┌──

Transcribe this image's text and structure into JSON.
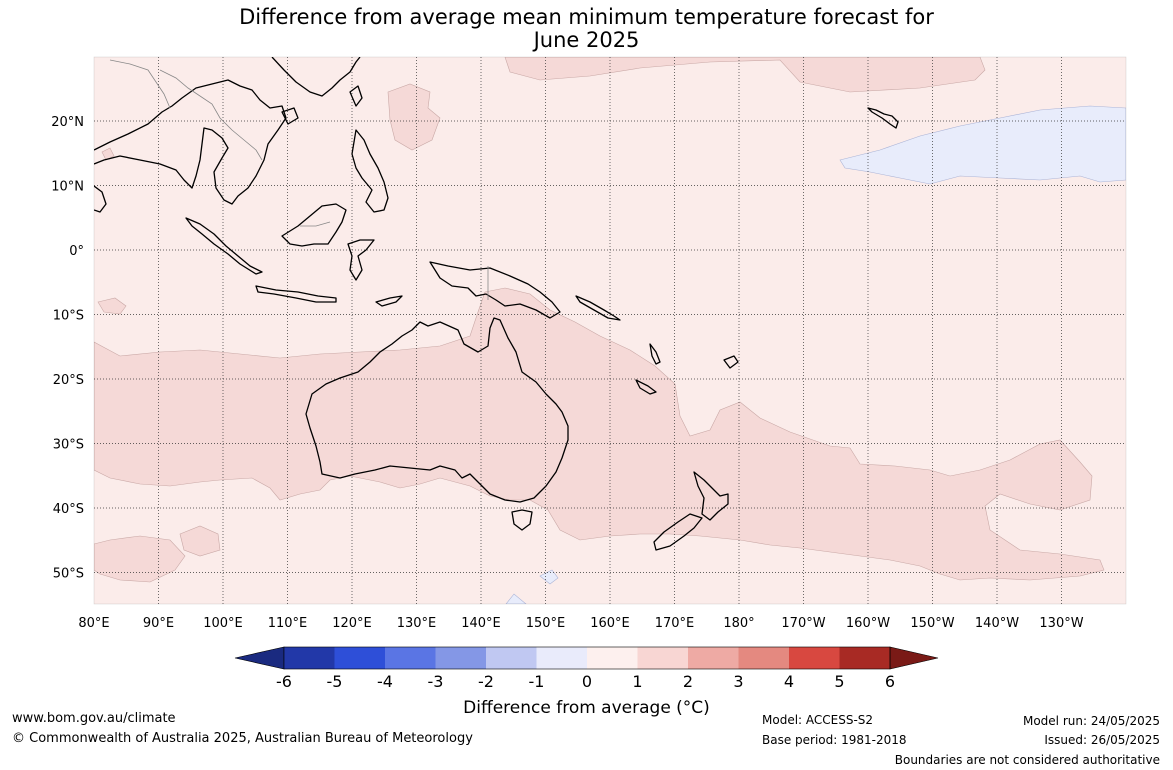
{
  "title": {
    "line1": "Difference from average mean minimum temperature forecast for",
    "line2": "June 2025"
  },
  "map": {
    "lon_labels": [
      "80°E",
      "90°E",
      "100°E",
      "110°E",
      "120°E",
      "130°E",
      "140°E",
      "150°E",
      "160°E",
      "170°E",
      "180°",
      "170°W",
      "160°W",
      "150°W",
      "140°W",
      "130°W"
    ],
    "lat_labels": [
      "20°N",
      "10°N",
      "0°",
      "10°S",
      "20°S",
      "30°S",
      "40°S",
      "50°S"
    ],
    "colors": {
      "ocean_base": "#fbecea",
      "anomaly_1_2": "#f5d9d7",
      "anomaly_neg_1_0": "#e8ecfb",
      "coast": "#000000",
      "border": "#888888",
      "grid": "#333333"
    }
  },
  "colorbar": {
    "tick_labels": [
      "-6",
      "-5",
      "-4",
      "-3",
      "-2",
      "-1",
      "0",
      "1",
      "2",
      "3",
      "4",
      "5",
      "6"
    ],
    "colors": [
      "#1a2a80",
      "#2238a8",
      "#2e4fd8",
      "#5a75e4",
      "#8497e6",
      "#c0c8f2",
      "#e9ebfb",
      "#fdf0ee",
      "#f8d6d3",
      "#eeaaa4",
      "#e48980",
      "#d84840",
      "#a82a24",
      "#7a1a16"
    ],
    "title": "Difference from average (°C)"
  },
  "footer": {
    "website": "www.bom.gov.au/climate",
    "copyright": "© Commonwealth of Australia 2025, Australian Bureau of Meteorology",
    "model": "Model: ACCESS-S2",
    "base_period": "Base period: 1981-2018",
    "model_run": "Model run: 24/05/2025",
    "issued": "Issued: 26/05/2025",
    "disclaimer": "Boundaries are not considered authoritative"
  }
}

└──

# [TASK DESCRIPTION]
In the listing above, locate each line with "title" and copy it.

# [EXPECTED ANSWER]
  "title": {
    "title": "Difference from average (°C)"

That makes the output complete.